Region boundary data
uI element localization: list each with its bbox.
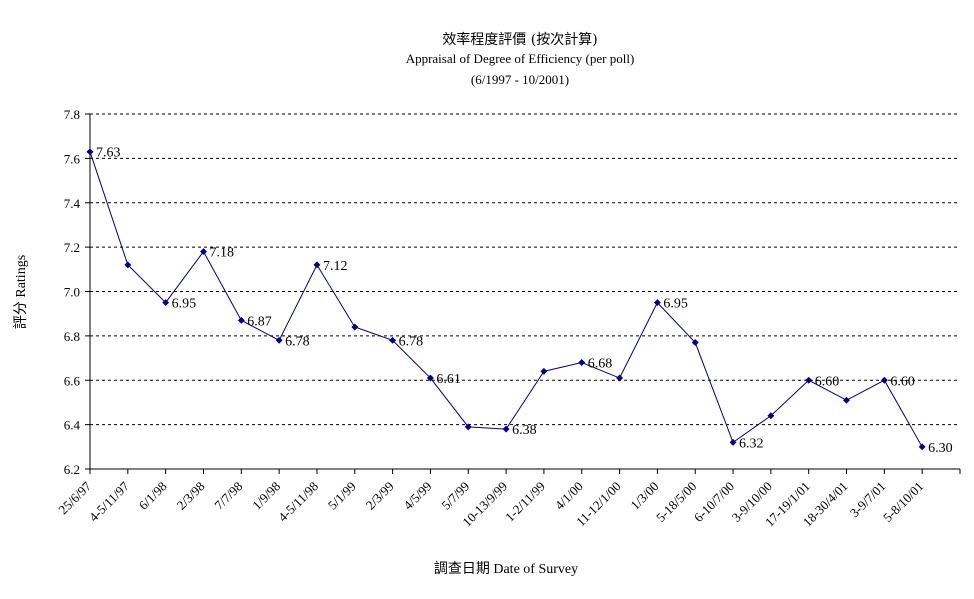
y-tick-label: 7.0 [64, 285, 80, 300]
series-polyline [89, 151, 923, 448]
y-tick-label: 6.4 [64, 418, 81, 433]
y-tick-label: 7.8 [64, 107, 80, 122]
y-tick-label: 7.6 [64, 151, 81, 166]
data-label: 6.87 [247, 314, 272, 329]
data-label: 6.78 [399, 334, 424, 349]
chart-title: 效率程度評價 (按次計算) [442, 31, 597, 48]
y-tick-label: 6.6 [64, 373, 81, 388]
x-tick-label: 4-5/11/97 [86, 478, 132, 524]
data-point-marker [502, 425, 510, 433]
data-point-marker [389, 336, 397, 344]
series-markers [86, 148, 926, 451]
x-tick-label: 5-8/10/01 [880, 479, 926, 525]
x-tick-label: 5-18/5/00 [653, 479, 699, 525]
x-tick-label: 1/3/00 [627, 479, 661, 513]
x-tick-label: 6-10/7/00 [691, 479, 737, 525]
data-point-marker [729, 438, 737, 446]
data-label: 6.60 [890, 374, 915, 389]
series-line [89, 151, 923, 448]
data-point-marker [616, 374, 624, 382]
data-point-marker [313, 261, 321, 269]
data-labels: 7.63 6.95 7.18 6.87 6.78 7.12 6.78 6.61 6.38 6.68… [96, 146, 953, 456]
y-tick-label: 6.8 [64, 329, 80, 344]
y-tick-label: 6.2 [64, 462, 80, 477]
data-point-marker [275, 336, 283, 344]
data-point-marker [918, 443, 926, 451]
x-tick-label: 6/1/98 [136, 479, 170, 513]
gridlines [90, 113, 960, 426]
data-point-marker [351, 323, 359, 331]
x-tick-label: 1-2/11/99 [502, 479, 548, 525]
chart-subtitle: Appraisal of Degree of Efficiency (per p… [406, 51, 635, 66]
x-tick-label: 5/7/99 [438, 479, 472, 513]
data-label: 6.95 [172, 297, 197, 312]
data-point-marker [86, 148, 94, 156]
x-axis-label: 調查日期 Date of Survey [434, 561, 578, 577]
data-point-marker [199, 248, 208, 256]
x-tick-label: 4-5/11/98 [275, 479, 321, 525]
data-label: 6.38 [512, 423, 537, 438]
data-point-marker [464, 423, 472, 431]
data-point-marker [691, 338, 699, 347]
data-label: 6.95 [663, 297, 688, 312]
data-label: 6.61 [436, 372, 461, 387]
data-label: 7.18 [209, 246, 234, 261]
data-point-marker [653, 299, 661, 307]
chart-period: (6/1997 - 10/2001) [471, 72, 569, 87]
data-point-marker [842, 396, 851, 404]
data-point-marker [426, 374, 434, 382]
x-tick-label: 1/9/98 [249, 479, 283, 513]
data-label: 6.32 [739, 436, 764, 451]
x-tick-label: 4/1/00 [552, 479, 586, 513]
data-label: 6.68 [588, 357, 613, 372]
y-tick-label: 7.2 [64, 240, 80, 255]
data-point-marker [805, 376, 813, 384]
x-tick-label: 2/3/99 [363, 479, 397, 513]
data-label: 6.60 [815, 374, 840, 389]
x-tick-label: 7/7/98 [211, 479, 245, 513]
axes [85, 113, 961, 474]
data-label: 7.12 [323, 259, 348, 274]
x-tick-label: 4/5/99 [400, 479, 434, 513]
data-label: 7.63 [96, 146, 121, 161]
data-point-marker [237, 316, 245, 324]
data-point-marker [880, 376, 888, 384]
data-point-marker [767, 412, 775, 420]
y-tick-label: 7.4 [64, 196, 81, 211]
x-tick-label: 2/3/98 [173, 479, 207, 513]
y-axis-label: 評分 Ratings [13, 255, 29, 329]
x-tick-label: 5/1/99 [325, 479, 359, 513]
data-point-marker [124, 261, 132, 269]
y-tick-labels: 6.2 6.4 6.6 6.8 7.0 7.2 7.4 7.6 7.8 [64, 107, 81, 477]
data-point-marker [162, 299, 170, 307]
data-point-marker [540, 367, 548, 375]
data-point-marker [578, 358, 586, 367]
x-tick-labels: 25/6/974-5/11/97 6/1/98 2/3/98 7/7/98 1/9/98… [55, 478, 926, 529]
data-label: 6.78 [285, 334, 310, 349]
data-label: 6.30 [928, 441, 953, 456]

* REQUIREMENT:
Present the lines above as a Markdown table with the columns "No." and "Line," one numbered row per line, skipping blank lines and leaving out the pictures.

* FINISHED TASK:
| No. | Line |
|---|---|
| 1 | uI element localization: list each with its bbox. |
| 2 | y-tick-label: 7.0 [64, 285, 80, 300] |
| 3 | series-polyline [89, 151, 923, 448] |
| 4 | y-tick-label: 6.4 [64, 418, 81, 433] |
| 5 | y-tick-label: 7.8 [64, 107, 80, 122] |
| 6 | y-tick-label: 7.6 [64, 151, 81, 166] |
| 7 | data-label: 6.87 [247, 314, 272, 329] |
| 8 | data-label: 6.78 [399, 334, 424, 349] |
| 9 | chart-title: 效率程度評價 (按次計算) [442, 31, 597, 48] |
| 10 | y-tick-label: 6.6 [64, 373, 81, 388] |
| 11 | x-tick-label: 4-5/11/97 [86, 478, 132, 524] |
| 12 | data-point-marker [502, 425, 510, 433] |
| 13 | data-point-marker [389, 336, 397, 344] |
| 14 | series-markers [86, 148, 926, 451] |
| 15 | x-tick-label: 5-8/10/01 [880, 479, 926, 525] |
| 16 | x-tick-label: 5-18/5/00 [653, 479, 699, 525] |
| 17 | x-tick-label: 1/3/00 [627, 479, 661, 513] |
| 18 | x-tick-label: 6-10/7/00 [691, 479, 737, 525] |
| 19 | data-point-marker [729, 438, 737, 446] |
| 20 | data-label: 6.60 [890, 374, 915, 389] |
| 21 | series-line [89, 151, 923, 448] |
| 22 | data-point-marker [616, 374, 624, 382] |
| 23 | data-point-marker [313, 261, 321, 269] |
| 24 | data-labels: 7.63 6.95 7.18 6.87 6.78 7.12 6.78 6.61 6.38 6.68… [96, 146, 953, 456] |
| 25 | y-tick-label: 6.8 [64, 329, 80, 344] |
| 26 | y-tick-label: 6.2 [64, 462, 80, 477] |
| 27 | data-point-marker [275, 336, 283, 344] |
| 28 | data-point-marker [918, 443, 926, 451] |
| 29 | x-tick-label: 6/1/98 [136, 479, 170, 513] |
| 30 | gridlines [90, 113, 960, 426] |
| 31 | data-point-marker [351, 323, 359, 331] |
| 32 | x-tick-label: 1-2/11/99 [502, 479, 548, 525] |
| 33 | chart-subtitle: Appraisal of Degree of Efficiency (per p… [406, 51, 635, 66] |
| 34 | x-tick-label: 5/7/99 [438, 479, 472, 513] |
| 35 | data-label: 6.95 [172, 297, 197, 312] |
| 36 | data-point-marker [86, 148, 94, 156] |
| 37 | x-axis-label: 調查日期 Date of Survey [434, 561, 578, 577] |
| 38 | data-point-marker [199, 248, 208, 256] |
| 39 | x-tick-label: 4-5/11/98 [275, 479, 321, 525] |
| 40 | data-label: 6.38 [512, 423, 537, 438] |
| 41 | data-point-marker [464, 423, 472, 431] |
| 42 | data-point-marker [691, 338, 699, 347] |
| 43 | data-label: 6.95 [663, 297, 688, 312] |
| 44 | data-label: 6.61 [436, 372, 461, 387] |
| 45 | data-label: 7.18 [209, 246, 234, 261] |
| 46 | data-point-marker [653, 299, 661, 307] |
| 47 | chart-period: (6/1997 - 10/2001) [471, 72, 569, 87] |
| 48 | data-point-marker [842, 396, 851, 404] |
| 49 | data-point-marker [426, 374, 434, 382] |
| 50 | x-tick-label: 1/9/98 [249, 479, 283, 513] |
| 51 | data-label: 6.32 [739, 436, 764, 451] |
| 52 | x-tick-label: 4/1/00 [552, 479, 586, 513] |
| 53 | data-label: 6.68 [588, 357, 613, 372] |
| 54 | y-tick-label: 7.2 [64, 240, 80, 255] |
| 55 | data-point-marker [805, 376, 813, 384] |
| 56 | x-tick-label: 2/3/99 [363, 479, 397, 513] |
| 57 | data-label: 6.60 [815, 374, 840, 389] |
| 58 | x-tick-label: 7/7/98 [211, 479, 245, 513] |
| 59 | axes [85, 113, 961, 474] |
| 60 | data-label: 7.12 [323, 259, 348, 274] |
| 61 | x-tick-label: 4/5/99 [400, 479, 434, 513] |
| 62 | data-label: 7.63 [96, 146, 121, 161] |
| 63 | data-point-marker [237, 316, 245, 324] |
| 64 | data-point-marker [880, 376, 888, 384] |
| 65 | data-point-marker [767, 412, 775, 420] |
| 66 | y-tick-label: 7.4 [64, 196, 81, 211] |
| 67 | x-tick-label: 2/3/98 [173, 479, 207, 513] |
| 68 | y-axis-label: 評分 Ratings [13, 255, 29, 329] |
| 69 | x-tick-label: 5/1/99 [325, 479, 359, 513] |
| 70 | data-point-marker [124, 261, 132, 269] |
| 71 | y-tick-labels: 6.2 6.4 6.6 6.8 7.0 7.2 7.4 7.6 7.8 [64, 107, 81, 477] |
| 72 | data-point-marker [162, 299, 170, 307] |
| 73 | data-point-marker [540, 367, 548, 375] |
| 74 | data-point-marker [578, 358, 586, 367] |
| 75 | x-tick-labels: 25/6/974-5/11/97 6/1/98 2/3/98 7/7/98 1/9/98… [55, 478, 926, 529] |
| 76 | data-label: 6.78 [285, 334, 310, 349] |
| 77 | data-label: 6.30 [928, 441, 953, 456] |